§ Challenge:
Pick out each line containing the string "microcontroller" and copy it.

§ Raw data:
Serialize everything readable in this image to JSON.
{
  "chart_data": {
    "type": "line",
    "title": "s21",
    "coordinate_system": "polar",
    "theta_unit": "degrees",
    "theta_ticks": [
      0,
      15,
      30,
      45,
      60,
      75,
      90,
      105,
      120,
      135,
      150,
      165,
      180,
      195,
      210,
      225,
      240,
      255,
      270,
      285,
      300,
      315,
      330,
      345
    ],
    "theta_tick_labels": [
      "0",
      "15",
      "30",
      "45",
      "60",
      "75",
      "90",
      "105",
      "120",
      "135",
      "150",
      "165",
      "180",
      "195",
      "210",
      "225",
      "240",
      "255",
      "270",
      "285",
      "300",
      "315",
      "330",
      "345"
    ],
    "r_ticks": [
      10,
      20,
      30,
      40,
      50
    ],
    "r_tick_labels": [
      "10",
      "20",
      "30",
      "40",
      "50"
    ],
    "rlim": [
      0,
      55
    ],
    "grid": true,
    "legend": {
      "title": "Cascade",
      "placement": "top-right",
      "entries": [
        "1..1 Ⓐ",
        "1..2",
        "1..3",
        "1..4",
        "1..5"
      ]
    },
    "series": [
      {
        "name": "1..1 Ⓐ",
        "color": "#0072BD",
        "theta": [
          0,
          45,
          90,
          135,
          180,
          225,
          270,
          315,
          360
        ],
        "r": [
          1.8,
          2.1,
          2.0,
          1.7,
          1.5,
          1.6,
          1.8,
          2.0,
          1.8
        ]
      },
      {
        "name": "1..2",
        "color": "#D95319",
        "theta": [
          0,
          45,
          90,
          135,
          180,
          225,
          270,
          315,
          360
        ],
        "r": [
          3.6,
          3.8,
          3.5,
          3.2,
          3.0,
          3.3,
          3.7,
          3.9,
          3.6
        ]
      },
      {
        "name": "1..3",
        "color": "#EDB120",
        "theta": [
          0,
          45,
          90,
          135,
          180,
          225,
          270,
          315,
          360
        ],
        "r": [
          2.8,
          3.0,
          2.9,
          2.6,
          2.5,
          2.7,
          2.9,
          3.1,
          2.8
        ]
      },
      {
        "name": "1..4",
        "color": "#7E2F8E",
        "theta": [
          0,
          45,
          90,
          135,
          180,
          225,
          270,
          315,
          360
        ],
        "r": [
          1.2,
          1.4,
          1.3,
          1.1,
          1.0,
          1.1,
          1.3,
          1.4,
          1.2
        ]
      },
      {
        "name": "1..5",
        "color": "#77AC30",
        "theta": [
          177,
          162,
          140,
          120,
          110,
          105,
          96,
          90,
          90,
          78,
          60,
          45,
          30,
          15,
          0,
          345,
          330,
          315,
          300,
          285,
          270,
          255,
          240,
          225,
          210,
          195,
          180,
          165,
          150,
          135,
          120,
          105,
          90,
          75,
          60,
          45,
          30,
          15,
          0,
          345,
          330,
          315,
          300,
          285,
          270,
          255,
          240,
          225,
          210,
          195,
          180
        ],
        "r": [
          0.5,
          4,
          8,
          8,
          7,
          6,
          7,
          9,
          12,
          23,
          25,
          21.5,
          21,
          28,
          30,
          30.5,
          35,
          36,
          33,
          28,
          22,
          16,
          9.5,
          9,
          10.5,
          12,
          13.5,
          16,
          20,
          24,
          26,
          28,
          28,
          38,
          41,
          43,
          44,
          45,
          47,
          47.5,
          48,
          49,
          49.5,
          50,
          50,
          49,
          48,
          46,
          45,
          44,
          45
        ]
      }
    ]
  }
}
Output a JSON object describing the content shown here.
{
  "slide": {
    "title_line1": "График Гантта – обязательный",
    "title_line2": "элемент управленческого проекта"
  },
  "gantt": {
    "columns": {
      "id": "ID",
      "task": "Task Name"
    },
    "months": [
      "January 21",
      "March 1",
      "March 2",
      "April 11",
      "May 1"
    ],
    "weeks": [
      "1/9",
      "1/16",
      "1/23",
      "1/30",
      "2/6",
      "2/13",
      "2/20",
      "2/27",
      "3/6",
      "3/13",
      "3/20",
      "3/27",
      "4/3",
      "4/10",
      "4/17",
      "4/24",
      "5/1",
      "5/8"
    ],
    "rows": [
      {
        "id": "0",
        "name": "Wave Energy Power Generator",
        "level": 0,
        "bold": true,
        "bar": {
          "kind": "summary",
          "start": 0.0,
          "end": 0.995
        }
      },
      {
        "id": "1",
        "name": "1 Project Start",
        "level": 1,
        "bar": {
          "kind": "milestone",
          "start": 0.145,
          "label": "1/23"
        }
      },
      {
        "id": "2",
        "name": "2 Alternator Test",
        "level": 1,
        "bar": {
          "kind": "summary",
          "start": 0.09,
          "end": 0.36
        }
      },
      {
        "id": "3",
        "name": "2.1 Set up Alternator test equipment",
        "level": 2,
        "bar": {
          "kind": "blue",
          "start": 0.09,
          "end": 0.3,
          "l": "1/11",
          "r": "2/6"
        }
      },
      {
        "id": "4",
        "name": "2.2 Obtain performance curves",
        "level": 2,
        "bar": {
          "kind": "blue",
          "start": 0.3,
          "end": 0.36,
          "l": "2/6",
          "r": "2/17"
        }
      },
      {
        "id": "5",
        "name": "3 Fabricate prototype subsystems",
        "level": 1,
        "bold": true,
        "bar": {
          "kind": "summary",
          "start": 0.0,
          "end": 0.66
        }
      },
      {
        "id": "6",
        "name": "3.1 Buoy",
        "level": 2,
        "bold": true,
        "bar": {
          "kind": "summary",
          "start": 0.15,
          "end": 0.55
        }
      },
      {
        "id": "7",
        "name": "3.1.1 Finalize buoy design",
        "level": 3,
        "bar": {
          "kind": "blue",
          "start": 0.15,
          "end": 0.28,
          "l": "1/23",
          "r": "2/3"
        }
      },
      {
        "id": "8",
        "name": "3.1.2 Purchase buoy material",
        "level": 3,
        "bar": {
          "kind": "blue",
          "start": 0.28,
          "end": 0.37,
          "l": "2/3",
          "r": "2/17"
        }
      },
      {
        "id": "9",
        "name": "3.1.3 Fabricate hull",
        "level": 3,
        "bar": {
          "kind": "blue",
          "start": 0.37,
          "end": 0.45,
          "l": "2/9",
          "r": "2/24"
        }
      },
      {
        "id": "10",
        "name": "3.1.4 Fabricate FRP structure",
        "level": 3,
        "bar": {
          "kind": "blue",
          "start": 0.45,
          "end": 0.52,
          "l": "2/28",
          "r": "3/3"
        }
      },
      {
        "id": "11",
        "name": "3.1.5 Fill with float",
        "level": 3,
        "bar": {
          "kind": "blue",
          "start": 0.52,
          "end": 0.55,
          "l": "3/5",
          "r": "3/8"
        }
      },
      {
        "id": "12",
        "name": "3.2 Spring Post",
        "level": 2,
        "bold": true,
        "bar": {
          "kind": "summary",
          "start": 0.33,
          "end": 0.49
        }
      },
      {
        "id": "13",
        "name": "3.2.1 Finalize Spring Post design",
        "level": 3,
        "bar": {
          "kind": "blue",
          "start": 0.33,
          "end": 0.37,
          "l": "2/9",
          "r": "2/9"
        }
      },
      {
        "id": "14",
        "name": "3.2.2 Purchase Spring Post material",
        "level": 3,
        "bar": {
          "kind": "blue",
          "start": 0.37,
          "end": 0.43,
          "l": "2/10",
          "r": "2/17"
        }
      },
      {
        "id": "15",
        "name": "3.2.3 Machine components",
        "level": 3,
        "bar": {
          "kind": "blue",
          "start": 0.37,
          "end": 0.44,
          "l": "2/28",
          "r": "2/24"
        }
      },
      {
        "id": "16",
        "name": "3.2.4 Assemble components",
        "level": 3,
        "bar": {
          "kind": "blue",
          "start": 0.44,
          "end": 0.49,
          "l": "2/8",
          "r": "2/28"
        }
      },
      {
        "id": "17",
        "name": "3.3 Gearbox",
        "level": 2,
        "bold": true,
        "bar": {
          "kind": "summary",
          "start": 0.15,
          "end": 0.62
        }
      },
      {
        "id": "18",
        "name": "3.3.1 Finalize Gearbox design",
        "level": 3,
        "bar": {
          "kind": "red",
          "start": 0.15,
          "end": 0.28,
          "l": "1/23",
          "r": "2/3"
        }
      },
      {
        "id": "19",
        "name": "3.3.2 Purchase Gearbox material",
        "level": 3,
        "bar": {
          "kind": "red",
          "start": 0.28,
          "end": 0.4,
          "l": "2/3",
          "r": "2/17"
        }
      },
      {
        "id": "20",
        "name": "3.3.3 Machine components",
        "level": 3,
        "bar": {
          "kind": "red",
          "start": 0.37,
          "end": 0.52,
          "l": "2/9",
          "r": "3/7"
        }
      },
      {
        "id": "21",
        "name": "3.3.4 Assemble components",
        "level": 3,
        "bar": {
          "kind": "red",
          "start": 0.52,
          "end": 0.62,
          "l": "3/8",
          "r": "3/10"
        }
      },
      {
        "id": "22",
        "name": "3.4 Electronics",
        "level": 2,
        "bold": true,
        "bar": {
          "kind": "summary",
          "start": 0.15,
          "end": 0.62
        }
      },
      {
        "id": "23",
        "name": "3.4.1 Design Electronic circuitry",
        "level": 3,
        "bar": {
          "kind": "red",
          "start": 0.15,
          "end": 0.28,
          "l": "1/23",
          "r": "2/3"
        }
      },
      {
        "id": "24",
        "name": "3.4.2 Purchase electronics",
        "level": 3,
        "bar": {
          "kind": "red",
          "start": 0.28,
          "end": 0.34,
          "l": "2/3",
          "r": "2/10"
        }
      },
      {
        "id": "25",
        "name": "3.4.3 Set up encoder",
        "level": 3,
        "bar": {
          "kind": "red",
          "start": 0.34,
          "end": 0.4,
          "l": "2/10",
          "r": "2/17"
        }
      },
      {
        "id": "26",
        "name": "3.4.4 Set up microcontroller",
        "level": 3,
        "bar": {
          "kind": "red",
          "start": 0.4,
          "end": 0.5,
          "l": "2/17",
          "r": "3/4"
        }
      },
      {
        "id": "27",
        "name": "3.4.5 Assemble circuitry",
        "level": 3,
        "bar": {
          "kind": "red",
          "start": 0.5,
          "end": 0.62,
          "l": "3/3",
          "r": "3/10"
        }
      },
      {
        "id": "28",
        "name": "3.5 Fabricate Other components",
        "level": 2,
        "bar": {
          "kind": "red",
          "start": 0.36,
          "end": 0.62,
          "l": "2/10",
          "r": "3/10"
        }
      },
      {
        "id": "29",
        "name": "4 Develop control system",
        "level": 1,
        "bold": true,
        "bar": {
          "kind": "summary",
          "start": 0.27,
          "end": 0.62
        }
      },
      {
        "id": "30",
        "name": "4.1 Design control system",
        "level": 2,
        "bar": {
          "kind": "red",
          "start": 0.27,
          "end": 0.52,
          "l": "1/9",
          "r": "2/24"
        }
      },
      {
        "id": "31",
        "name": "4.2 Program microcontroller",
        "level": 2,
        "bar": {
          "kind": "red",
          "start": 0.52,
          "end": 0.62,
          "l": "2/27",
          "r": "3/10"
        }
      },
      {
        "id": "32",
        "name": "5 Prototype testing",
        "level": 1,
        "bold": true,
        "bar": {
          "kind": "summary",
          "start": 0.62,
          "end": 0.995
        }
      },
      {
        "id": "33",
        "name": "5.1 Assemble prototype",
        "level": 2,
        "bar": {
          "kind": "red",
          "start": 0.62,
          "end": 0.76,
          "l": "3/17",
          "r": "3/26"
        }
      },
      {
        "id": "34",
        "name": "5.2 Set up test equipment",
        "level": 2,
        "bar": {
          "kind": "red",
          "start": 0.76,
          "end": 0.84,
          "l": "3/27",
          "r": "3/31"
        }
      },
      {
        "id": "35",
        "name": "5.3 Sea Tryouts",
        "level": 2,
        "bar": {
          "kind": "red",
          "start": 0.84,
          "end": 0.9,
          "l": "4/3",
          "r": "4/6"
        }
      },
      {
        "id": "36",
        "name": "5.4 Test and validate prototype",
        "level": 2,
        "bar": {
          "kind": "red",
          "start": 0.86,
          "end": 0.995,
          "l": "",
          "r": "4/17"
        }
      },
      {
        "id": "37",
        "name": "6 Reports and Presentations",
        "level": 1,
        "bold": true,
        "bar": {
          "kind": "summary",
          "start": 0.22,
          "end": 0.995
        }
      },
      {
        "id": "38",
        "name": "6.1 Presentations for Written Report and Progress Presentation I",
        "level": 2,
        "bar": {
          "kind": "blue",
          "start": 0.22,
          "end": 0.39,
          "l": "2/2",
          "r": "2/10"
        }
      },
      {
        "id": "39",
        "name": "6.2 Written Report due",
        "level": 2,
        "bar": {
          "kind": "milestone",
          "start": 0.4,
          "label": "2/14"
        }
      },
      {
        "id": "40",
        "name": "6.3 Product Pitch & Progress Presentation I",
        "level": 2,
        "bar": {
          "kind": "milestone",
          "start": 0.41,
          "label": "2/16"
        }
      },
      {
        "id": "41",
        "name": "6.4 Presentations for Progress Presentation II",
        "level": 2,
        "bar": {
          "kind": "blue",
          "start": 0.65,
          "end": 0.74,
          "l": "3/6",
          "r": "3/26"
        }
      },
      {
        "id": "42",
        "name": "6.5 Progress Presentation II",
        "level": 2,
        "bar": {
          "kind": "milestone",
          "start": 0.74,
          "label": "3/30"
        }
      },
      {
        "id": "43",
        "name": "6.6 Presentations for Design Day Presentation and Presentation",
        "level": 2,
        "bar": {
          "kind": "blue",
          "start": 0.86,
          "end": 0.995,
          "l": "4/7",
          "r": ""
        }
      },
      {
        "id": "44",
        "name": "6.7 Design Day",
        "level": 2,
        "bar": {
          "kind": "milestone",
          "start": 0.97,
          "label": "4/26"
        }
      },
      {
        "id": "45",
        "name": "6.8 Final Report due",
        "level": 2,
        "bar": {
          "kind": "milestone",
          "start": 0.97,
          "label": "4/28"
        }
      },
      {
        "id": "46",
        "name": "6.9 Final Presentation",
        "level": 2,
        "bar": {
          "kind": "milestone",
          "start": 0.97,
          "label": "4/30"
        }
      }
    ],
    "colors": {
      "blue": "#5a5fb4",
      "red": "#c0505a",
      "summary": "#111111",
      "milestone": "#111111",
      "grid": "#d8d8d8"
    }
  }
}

§ Solution for this exercise:
        "name": "3.4.4 Set up microcontroller",
        "name": "4.2 Program microcontroller",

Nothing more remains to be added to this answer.